** Start of DATA SUPPLIED **

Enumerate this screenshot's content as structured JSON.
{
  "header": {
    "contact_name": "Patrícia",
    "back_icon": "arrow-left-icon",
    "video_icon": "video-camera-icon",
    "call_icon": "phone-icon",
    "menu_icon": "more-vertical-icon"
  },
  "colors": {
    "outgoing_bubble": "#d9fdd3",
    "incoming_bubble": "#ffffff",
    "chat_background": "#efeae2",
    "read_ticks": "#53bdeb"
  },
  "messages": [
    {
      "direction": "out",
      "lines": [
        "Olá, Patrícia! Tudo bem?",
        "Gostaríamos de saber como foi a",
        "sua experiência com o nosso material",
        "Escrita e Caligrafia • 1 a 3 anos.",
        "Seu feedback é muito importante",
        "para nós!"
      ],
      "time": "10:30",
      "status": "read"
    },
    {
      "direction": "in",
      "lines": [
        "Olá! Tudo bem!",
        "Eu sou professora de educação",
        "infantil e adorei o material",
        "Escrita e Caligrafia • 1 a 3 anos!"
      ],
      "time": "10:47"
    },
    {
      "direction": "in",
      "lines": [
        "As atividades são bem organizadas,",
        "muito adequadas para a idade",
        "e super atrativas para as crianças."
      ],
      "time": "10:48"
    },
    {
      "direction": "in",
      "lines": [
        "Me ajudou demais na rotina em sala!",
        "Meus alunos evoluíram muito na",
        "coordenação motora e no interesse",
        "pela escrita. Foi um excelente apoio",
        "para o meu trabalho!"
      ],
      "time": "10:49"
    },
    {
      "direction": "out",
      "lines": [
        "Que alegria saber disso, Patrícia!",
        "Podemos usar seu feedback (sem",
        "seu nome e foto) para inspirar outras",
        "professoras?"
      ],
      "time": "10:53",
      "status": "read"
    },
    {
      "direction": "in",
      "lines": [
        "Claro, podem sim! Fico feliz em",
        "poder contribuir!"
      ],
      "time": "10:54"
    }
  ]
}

** End of DATA SUPPLIED **

* _PROBLEM_:
Every line of the data above should be copied exactly.

* _EXERCISE RESPONSE_:
Enumerate this screenshot's content as structured JSON.
{
  "header": {
    "contact_name": "Patrícia",
    "back_icon": "arrow-left-icon",
    "video_icon": "video-camera-icon",
    "call_icon": "phone-icon",
    "menu_icon": "more-vertical-icon"
  },
  "colors": {
    "outgoing_bubble": "#d9fdd3",
    "incoming_bubble": "#ffffff",
    "chat_background": "#efeae2",
    "read_ticks": "#53bdeb"
  },
  "messages": [
    {
      "direction": "out",
      "lines": [
        "Olá, Patrícia! Tudo bem?",
        "Gostaríamos de saber como foi a",
        "sua experiência com o nosso material",
        "Escrita e Caligrafia • 1 a 3 anos.",
        "Seu feedback é muito importante",
        "para nós!"
      ],
      "time": "10:30",
      "status": "read"
    },
    {
      "direction": "in",
      "lines": [
        "Olá! Tudo bem!",
        "Eu sou professora de educação",
        "infantil e adorei o material",
        "Escrita e Caligrafia • 1 a 3 anos!"
      ],
      "time": "10:47"
    },
    {
      "direction": "in",
      "lines": [
        "As atividades são bem organizadas,",
        "muito adequadas para a idade",
        "e super atrativas para as crianças."
      ],
      "time": "10:48"
    },
    {
      "direction": "in",
      "lines": [
        "Me ajudou demais na rotina em sala!",
        "Meus alunos evoluíram muito na",
        "coordenação motora e no interesse",
        "pela escrita. Foi um excelente apoio",
        "para o meu trabalho!"
      ],
      "time": "10:49"
    },
    {
      "direction": "out",
      "lines": [
        "Que alegria saber disso, Patrícia!",
        "Podemos usar seu feedback (sem",
        "seu nome e foto) para inspirar outras",
        "professoras?"
      ],
      "time": "10:53",
      "status": "read"
    },
    {
      "direction": "in",
      "lines": [
        "Claro, podem sim! Fico feliz em",
        "poder contribuir!"
      ],
      "time": "10:54"
    }
  ]
}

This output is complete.